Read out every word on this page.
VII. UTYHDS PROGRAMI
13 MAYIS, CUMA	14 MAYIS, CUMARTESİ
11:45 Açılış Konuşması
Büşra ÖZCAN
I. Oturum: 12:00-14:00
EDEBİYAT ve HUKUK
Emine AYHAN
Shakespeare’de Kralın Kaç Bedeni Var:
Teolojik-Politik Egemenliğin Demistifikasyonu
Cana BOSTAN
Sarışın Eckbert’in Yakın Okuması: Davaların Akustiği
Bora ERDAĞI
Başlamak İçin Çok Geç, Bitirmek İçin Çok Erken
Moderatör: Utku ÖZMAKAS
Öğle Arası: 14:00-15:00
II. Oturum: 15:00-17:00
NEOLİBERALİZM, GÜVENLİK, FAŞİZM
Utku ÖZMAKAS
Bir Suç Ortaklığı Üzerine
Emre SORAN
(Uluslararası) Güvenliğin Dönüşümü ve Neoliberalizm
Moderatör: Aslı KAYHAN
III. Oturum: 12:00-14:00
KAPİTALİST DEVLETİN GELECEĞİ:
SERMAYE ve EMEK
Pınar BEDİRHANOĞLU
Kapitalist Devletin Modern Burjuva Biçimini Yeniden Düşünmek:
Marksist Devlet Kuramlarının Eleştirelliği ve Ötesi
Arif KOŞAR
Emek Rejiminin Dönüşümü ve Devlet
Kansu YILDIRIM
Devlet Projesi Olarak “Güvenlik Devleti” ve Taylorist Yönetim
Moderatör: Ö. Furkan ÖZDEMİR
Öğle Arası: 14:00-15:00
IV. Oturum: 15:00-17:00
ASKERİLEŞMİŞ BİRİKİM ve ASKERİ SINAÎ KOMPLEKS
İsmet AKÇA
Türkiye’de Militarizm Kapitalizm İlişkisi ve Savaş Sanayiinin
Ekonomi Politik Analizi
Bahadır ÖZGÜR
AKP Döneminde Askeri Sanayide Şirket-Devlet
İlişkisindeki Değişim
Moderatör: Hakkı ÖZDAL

= = =

Extract each line of the material exactly as it stands.

Read out every word on this page.
VII. UTYHDS PROGRAMI
13 MAYIS, CUMA	14 MAYIS, CUMARTESİ
11:45 Açılış Konuşması
Büşra ÖZCAN
I. Oturum: 12:00-14:00
EDEBİYAT ve HUKUK
Emine AYHAN
Shakespeare’de Kralın Kaç Bedeni Var:
Teolojik-Politik Egemenliğin Demistifikasyonu
Cana BOSTAN
Sarışın Eckbert’in Yakın Okuması: Davaların Akustiği
Bora ERDAĞI
Başlamak İçin Çok Geç, Bitirmek İçin Çok Erken
Moderatör: Utku ÖZMAKAS
Öğle Arası: 14:00-15:00
II. Oturum: 15:00-17:00
NEOLİBERALİZM, GÜVENLİK, FAŞİZM
Utku ÖZMAKAS
Bir Suç Ortaklığı Üzerine
Emre SORAN
(Uluslararası) Güvenliğin Dönüşümü ve Neoliberalizm
Moderatör: Aslı KAYHAN
III. Oturum: 12:00-14:00
KAPİTALİST DEVLETİN GELECEĞİ:
SERMAYE ve EMEK
Pınar BEDİRHANOĞLU
Kapitalist Devletin Modern Burjuva Biçimini Yeniden Düşünmek:
Marksist Devlet Kuramlarının Eleştirelliği ve Ötesi
Arif KOŞAR
Emek Rejiminin Dönüşümü ve Devlet
Kansu YILDIRIM
Devlet Projesi Olarak “Güvenlik Devleti” ve Taylorist Yönetim
Moderatör: Ö. Furkan ÖZDEMİR
Öğle Arası: 14:00-15:00
IV. Oturum: 15:00-17:00
ASKERİLEŞMİŞ BİRİKİM ve ASKERİ SINAÎ KOMPLEKS
İsmet AKÇA
Türkiye’de Militarizm Kapitalizm İlişkisi ve Savaş Sanayiinin
Ekonomi Politik Analizi
Bahadır ÖZGÜR
AKP Döneminde Askeri Sanayide Şirket-Devlet
İlişkisindeki Değişim
Moderatör: Hakkı ÖZDAL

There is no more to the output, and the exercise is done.